# Exercise objective
Filter this data down to the lines that hold "working", and copy them.

(A run of records)
···
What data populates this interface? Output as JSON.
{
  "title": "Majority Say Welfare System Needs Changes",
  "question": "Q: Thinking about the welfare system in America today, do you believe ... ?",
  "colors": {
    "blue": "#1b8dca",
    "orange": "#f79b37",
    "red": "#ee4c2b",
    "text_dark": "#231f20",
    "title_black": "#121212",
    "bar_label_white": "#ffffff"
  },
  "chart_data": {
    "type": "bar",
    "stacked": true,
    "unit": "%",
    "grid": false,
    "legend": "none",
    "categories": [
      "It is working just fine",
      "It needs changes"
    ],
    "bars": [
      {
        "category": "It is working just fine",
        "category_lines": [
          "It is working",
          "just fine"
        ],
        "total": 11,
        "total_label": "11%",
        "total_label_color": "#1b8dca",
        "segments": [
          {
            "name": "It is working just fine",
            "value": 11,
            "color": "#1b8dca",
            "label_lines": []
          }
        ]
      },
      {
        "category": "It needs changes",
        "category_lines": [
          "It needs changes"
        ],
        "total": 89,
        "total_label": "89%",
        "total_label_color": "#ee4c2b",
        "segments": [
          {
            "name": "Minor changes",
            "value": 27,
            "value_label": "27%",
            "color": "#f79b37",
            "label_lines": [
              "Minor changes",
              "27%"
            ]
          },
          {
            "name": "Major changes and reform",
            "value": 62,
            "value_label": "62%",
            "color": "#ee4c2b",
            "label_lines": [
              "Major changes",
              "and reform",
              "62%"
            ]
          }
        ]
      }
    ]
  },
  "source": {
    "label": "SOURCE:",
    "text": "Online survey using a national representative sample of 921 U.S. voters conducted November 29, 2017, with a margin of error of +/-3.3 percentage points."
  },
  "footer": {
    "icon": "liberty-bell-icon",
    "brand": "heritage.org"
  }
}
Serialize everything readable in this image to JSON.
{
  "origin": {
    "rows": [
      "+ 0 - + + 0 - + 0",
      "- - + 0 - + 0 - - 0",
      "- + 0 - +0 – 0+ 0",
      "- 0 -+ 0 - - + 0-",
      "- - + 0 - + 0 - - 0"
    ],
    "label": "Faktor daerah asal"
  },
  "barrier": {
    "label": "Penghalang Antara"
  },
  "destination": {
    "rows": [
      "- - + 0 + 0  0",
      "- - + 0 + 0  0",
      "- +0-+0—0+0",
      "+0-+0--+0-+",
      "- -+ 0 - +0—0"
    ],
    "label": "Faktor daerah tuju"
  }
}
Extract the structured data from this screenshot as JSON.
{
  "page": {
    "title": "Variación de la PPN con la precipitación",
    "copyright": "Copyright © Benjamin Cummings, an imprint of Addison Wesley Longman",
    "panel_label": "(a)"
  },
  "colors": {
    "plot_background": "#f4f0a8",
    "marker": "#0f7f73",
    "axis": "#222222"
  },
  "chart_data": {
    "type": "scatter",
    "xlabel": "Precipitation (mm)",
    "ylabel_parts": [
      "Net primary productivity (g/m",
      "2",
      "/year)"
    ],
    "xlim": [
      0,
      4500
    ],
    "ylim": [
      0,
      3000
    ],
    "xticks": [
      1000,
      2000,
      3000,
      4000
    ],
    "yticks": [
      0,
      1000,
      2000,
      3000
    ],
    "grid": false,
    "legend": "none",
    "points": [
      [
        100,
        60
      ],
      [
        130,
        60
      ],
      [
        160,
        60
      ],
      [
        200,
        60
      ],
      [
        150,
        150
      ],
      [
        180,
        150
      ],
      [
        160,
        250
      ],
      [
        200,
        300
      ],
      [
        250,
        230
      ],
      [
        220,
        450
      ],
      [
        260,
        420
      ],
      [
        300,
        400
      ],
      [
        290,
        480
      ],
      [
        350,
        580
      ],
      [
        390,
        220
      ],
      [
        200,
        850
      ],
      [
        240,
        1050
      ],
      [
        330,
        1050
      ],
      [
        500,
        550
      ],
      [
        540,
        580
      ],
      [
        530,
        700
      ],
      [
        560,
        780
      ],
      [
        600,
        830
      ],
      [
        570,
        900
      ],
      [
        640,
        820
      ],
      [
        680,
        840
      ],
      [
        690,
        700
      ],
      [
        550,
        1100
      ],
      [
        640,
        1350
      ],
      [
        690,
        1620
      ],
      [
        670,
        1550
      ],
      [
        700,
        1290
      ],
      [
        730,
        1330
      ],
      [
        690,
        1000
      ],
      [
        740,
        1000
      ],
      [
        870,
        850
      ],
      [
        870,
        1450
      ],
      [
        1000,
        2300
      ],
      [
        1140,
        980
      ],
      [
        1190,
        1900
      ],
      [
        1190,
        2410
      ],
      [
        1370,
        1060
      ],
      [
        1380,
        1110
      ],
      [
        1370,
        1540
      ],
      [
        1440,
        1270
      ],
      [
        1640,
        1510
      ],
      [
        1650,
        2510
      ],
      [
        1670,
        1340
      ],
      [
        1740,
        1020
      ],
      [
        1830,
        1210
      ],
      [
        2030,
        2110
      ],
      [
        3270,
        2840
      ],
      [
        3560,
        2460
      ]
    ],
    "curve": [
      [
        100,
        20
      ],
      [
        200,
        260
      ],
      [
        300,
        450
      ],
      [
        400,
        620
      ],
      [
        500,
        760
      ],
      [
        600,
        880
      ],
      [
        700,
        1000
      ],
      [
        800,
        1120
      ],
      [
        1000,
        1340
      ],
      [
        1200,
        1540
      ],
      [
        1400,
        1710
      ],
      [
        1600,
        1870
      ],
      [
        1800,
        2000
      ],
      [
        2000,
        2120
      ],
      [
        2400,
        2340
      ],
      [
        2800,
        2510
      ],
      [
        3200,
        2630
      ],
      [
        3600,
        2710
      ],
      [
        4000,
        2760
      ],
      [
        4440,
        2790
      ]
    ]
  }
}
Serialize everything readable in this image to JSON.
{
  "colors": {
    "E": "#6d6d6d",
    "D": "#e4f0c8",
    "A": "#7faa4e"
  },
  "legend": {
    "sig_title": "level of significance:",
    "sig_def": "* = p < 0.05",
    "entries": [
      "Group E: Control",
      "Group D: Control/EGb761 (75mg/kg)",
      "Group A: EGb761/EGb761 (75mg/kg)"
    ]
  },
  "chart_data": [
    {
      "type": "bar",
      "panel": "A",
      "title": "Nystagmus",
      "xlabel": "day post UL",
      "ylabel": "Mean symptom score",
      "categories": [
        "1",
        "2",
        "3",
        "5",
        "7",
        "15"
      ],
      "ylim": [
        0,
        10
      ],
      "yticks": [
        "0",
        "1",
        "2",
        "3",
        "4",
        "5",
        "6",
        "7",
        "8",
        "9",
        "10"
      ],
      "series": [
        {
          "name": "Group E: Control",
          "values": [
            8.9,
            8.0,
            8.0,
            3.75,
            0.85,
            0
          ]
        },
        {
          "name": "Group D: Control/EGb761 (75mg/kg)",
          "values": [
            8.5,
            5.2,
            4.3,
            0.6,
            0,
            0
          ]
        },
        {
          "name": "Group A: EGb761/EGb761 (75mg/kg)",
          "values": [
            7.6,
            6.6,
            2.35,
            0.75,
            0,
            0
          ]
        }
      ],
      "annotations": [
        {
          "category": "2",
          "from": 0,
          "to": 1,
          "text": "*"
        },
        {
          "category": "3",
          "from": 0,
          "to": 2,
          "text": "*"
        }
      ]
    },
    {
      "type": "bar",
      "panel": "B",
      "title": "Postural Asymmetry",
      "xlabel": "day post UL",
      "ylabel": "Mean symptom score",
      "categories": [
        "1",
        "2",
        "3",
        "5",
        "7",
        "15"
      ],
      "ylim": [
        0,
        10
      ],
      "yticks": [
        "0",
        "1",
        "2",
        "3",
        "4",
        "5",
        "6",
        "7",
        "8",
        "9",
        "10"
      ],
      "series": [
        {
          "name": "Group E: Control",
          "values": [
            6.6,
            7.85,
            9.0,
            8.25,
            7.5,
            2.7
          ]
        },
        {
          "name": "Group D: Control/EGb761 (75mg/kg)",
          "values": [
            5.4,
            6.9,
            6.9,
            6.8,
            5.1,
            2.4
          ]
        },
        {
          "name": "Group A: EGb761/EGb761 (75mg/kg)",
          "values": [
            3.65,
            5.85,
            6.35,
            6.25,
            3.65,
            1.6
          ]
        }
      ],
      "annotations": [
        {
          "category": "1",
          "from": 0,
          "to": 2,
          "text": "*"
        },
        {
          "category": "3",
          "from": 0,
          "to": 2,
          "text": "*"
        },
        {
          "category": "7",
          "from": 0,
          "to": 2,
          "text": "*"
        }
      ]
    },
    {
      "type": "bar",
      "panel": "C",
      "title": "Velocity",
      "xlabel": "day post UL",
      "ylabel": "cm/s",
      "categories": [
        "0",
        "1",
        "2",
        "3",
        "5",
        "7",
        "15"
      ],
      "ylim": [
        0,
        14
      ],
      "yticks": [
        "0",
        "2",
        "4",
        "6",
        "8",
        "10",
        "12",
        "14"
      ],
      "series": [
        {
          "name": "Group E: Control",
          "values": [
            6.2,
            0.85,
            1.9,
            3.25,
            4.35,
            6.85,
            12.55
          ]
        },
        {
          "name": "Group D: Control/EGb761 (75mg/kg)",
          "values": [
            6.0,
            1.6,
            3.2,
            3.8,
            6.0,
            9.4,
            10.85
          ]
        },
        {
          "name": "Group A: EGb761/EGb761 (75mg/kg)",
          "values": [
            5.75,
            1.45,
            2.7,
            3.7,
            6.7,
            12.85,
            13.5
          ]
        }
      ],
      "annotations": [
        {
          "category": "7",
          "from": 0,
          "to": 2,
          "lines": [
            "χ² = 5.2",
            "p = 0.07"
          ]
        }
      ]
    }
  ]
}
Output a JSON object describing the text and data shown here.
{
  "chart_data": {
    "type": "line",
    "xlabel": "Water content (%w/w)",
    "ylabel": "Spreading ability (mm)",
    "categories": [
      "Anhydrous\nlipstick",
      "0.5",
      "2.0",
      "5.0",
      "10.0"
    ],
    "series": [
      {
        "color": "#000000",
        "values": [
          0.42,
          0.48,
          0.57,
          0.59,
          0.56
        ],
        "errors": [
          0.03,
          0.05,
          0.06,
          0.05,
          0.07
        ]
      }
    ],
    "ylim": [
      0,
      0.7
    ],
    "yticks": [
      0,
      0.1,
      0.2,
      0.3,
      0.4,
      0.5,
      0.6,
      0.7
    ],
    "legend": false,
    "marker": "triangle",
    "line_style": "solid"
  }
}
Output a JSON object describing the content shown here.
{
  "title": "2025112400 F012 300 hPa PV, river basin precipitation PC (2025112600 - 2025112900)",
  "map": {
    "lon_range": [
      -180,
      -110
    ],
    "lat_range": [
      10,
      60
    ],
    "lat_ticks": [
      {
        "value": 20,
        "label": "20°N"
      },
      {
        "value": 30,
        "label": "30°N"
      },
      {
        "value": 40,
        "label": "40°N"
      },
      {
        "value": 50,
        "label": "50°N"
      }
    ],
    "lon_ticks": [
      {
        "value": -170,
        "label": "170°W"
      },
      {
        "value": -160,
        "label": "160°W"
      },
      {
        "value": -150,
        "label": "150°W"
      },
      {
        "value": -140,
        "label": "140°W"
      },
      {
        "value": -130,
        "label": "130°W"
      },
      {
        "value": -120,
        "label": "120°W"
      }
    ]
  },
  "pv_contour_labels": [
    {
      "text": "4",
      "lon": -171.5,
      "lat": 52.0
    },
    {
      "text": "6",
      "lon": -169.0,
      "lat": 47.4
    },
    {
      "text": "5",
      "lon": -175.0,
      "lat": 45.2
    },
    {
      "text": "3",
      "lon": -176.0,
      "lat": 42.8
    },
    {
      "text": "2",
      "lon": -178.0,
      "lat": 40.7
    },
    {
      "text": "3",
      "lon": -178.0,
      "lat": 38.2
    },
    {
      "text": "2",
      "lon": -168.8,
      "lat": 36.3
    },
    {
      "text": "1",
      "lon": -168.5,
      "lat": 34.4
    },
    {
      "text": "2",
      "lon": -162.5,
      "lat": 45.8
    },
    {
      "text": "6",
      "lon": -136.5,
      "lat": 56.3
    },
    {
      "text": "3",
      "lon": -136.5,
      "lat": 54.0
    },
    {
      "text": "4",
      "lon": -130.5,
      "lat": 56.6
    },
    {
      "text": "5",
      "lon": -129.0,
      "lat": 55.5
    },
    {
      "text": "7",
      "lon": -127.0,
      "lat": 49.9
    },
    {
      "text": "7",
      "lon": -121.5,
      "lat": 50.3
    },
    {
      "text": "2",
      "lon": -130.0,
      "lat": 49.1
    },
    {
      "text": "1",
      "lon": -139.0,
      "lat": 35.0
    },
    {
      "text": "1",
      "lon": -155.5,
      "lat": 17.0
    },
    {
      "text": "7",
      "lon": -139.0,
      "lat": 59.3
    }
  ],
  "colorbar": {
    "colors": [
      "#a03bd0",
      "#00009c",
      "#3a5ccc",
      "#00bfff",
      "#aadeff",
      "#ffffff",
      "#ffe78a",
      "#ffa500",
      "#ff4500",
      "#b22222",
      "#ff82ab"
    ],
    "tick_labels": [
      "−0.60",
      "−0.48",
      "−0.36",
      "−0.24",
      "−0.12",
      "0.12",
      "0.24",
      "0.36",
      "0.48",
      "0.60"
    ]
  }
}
···
# Solved exercise
      "It is working just fine",
        "category": "It is working just fine",
          "It is working",
            "name": "It is working just fine",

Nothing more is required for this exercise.